OBJECTIVE. Return only the lines starting at the line that contains "Enumerate this screenshot's" and ending with the final line of the listing; include both endpoints.

STORED DATA.

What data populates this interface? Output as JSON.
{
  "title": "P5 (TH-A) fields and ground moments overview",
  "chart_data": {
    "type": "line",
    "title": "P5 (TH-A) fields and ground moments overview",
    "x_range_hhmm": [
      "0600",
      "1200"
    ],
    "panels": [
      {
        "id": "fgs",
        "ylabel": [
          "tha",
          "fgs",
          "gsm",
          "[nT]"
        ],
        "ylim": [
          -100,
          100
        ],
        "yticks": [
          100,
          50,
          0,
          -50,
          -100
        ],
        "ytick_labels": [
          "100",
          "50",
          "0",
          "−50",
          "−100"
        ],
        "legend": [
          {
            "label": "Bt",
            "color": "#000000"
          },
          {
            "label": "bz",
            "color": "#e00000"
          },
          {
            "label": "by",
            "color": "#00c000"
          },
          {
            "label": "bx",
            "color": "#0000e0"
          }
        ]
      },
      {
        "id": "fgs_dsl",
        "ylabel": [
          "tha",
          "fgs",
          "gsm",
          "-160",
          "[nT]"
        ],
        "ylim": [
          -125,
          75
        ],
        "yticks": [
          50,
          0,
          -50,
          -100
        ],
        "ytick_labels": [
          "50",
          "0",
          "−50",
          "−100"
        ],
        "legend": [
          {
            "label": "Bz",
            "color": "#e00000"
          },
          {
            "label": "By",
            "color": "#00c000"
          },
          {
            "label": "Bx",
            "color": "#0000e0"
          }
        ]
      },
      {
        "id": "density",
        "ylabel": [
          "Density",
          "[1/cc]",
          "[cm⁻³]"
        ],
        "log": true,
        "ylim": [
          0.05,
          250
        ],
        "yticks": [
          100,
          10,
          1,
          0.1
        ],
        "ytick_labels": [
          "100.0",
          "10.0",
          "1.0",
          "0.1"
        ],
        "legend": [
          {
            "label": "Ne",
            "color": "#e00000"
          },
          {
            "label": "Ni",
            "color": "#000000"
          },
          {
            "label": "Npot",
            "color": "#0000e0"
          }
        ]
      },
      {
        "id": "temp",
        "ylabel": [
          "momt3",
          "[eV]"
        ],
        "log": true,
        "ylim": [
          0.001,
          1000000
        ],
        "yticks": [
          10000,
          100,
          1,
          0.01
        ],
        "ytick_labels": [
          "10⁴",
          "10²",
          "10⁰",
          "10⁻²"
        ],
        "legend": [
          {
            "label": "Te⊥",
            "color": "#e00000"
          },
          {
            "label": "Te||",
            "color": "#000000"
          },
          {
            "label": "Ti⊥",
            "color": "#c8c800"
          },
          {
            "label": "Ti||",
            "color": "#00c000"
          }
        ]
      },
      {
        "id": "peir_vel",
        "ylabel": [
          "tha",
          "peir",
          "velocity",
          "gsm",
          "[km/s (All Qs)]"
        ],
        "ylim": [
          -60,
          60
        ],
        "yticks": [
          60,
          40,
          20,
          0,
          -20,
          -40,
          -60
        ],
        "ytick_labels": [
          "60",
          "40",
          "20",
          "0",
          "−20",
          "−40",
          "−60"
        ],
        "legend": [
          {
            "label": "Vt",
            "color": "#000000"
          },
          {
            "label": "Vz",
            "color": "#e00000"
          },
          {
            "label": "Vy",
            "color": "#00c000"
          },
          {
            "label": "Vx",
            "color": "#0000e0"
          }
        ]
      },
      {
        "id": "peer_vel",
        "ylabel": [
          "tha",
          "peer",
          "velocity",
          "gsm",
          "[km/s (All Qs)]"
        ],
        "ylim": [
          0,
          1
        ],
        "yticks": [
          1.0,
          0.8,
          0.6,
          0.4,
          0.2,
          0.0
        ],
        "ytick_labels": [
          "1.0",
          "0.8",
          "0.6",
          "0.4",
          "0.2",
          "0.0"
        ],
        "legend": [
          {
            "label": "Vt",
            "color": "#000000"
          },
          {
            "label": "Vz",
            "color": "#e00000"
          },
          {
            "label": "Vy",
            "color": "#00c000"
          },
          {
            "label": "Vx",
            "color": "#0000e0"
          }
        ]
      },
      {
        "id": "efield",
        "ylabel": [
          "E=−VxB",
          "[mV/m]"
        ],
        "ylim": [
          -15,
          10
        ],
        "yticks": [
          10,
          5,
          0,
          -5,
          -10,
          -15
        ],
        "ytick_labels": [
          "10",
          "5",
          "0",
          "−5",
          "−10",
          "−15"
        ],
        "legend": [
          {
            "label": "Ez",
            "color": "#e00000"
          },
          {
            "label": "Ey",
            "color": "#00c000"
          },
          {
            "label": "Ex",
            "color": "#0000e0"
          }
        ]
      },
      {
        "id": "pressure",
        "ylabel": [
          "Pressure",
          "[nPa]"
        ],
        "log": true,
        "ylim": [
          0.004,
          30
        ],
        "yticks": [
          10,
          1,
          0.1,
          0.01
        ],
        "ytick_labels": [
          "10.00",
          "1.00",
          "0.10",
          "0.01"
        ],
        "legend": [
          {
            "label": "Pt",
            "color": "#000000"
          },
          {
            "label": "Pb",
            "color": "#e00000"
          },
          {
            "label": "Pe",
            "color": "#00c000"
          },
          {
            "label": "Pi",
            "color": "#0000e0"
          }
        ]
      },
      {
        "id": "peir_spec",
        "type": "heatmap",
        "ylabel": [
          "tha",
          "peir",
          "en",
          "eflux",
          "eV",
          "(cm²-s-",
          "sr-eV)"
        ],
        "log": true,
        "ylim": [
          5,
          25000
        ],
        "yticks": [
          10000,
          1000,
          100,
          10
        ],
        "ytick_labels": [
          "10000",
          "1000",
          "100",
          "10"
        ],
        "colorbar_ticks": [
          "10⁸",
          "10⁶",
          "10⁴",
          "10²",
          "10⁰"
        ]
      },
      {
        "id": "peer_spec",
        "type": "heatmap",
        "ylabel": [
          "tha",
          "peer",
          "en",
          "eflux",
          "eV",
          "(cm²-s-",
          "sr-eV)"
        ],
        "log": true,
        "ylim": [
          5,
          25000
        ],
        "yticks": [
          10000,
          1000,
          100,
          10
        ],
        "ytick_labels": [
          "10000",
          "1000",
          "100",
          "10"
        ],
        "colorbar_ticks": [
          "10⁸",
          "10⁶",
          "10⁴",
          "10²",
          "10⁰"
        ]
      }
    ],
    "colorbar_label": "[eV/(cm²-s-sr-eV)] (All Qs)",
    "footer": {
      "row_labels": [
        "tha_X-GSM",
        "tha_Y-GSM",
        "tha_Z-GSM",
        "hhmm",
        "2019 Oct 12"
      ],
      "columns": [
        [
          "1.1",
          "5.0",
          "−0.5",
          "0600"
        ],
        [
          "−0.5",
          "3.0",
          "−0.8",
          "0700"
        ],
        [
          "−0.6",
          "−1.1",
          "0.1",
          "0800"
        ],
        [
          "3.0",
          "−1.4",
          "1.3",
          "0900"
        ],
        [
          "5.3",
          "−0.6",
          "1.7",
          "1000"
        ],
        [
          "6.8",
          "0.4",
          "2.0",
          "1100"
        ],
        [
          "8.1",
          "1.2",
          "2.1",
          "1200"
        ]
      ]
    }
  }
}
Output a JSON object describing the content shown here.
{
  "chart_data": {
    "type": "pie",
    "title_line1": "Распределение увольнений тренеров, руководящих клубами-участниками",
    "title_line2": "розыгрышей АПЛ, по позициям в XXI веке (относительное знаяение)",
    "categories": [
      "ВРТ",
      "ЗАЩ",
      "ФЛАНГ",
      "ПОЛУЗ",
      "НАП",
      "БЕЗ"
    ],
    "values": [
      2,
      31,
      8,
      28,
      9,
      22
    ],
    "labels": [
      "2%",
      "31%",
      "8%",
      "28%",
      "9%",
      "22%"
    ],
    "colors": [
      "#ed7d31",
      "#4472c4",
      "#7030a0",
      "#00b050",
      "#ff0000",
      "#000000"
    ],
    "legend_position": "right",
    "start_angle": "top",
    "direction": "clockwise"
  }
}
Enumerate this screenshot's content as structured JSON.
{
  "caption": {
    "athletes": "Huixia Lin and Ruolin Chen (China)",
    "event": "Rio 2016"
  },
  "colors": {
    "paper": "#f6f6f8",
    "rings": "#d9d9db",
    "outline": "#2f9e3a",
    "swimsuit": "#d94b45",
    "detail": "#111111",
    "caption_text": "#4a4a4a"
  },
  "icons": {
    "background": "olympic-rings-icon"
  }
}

EXERCISE SOLUTION.
Enumerate this screenshot's content as structured JSON.
{
  "caption": {
    "athletes": "Huixia Lin and Ruolin Chen (China)",
    "event": "Rio 2016"
  },
  "colors": {
    "paper": "#f6f6f8",
    "rings": "#d9d9db",
    "outline": "#2f9e3a",
    "swimsuit": "#d94b45",
    "detail": "#111111",
    "caption_text": "#4a4a4a"
  },
  "icons": {
    "background": "olympic-rings-icon"
  }
}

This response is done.